__Ketentuan Latihan__
1. Sebutkan semua komponen moralitas yang disebut dalam teks tentang perkembangan moral.
2. Ubahlah bagian teks tentang perkembangan moral di antara "Moralitas mempunyai tiga" dan "yang tidak bermoral.", termasuk kedua batas itu, dengan mengganti "perbuatan" menjadi "tindakan".
3. Lanjutkan teks tentang perkembangan moral mulai dari kalimat terakhirnya.

__Teks Sumber__
• • •

Lompat ke konten Lompat ke sidebar Lompat ke footer

Perkembangan Moral, Teori dan Implikasinya terhadap Pendidikan di Indonesia


PERKEMBANGAN MORAL, TEORI DAN IMPLIKASINYA TERHADAP PENDIDIKAN


Moralitas dapat didefinisikan dengan berbagai cara. Namun, secara umum moralitas dapat dikatakan sebagai kapasitas untuk membedakan yang benar dan yang salah. Bertindak atas berbedaan tersebut, dan mendapatkan penghargaan diri ketika melakukan yang benar dan merasa bersalah dan malu ketika melanggar standar tersebut. Dalam definisi ini, individu yang matang secara moral tidak membiarkan masyarakat untuk mendikte mereka karena mereka tidak mengharapkan hadiah atau hukuman yang berwujud ketika memenuhi atau tidak memenuhi standar moral. Mereka menginternalisasi prinsip moral yang mereka pelajari dan memenuhi gagasannya, walaupun tidak ada tokoh otoritas yang hadir untuk menyaksikan atau mendorong mereka.

Baca juga : Orientasi Layanan Bimbingan dan Konseling di Sekolah, Individual, Perkembangan dan Permasalahan  

Moralitas mempunyai tiga komponen, yaitu komponen afektif, komponen kognitif, dan komponen psikomotorik.

Komponen afektif moralitas (moral affect) merupakan berbagi jenis perasaan yang menyertai pelaksanaan prinsip etika. Islam mengajarkan bagaimana pentingnya rasa malu untuk melakukan perbuatan yang tidak baik sebagai suatu yang penting. Hadis menyatakan:

dari ibnu umar r.a. ia berkata bahwa rasulullah Saw. bersabda “malu itu pertanda dari iman”. (HR Bukhari dan Muslim)

malu dikatakan sebagai sebagian dari iman karena rasa malu dapat menjauhkan diri dari perbuatan yang tidak bermoral.

• • •

__Cuplikan Data__
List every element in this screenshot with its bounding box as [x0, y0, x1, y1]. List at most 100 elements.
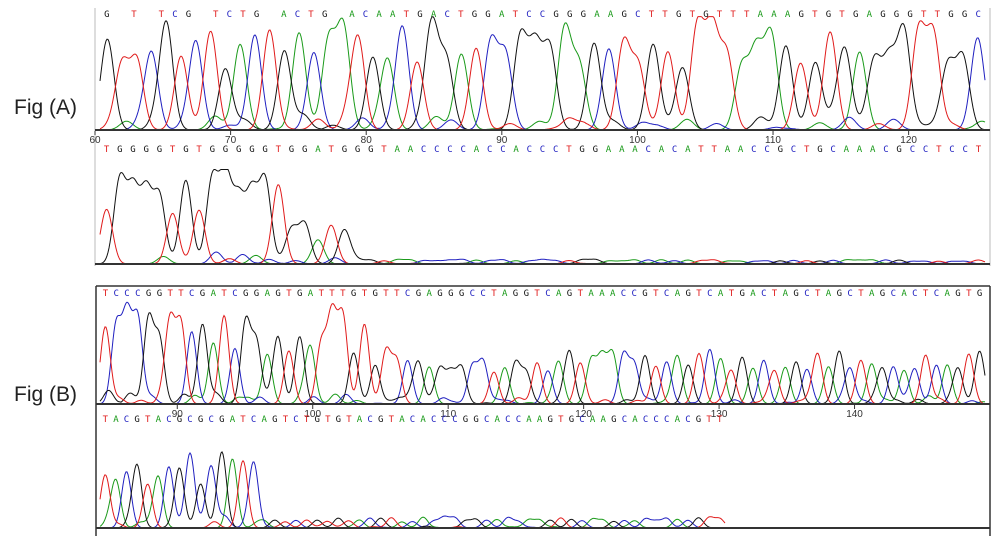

• • •

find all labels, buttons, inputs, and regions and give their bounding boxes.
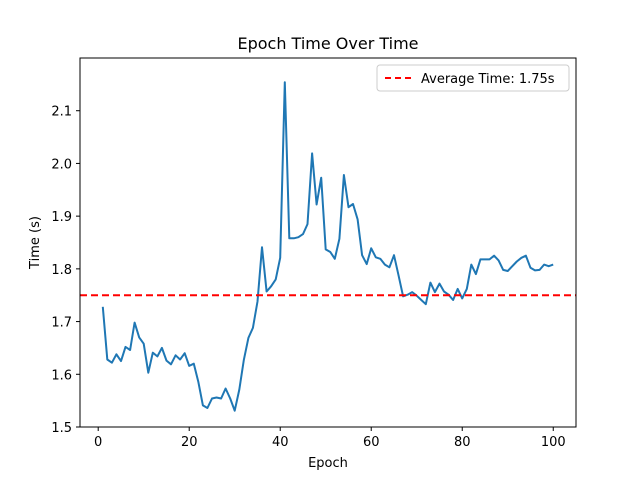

• • •

__Jawaban Tersedia__
1. Komponen afektif, komponen kognitif, dan komponen psikomotorik.

2.
Moralitas mempunyai tiga komponen, yaitu komponen afektif, komponen kognitif, dan komponen psikomotorik.

Komponen afektif moralitas (moral affect) merupakan berbagi jenis perasaan yang menyertai pelaksanaan prinsip etika. Islam mengajarkan bagaimana pentingnya rasa malu untuk melakukan tindakan yang tidak baik sebagai suatu yang penting. Hadis menyatakan:

dari ibnu umar r.a. ia berkata bahwa rasulullah Saw. bersabda “malu itu pertanda dari iman”. (HR Bukhari dan Muslim)

malu dikatakan sebagai sebagian dari iman karena rasa malu dapat menjauhkan diri dari tindakan yang tidak bermoral.

3.
Komponen kognitif moralitas merukan pikiran yang ditunjukan seseorang ketika memutuskan berbagai tindakan yang benar atau yang salah. Islam mengajarkan bahwa Allah mengilhamkan ke dalam jiwa manusia dua jalan yaitu jalan kefasikan dan ketakwaan. Manusia mempunyai akal untuk memilih jalan mana yang ia tempuh. Dalam al-quran dinyatakan:

…dan jiwa serta penyempurnaan (ciptaan)-Nya, maka Allah mengilhamkan kepada jiwa itu (jalan) kefasikan dn ketakwaannya. Sesungguhnya beruntunglah orang yang menyucikan jiwa itu dan merugikan orang yang mengotorinya. (QS Al-Syams (91): 7-10)

Pilihan manusia tentang jalan yang akan ia pilih dalam konflik ini menentukan apakah ia menjadi orang yang baik atau tidak.

Komponen perilaku moralitas (moral behavior) merupakan tindakan yang konsisten terhadap tindakan moral seseorang dalam situasi di mana mereka harus melanggarnya. Islam menggambarkan bahwa memilih melakukan jalan yang benar seperti menempuh jaln yang mendaki lagi sukar.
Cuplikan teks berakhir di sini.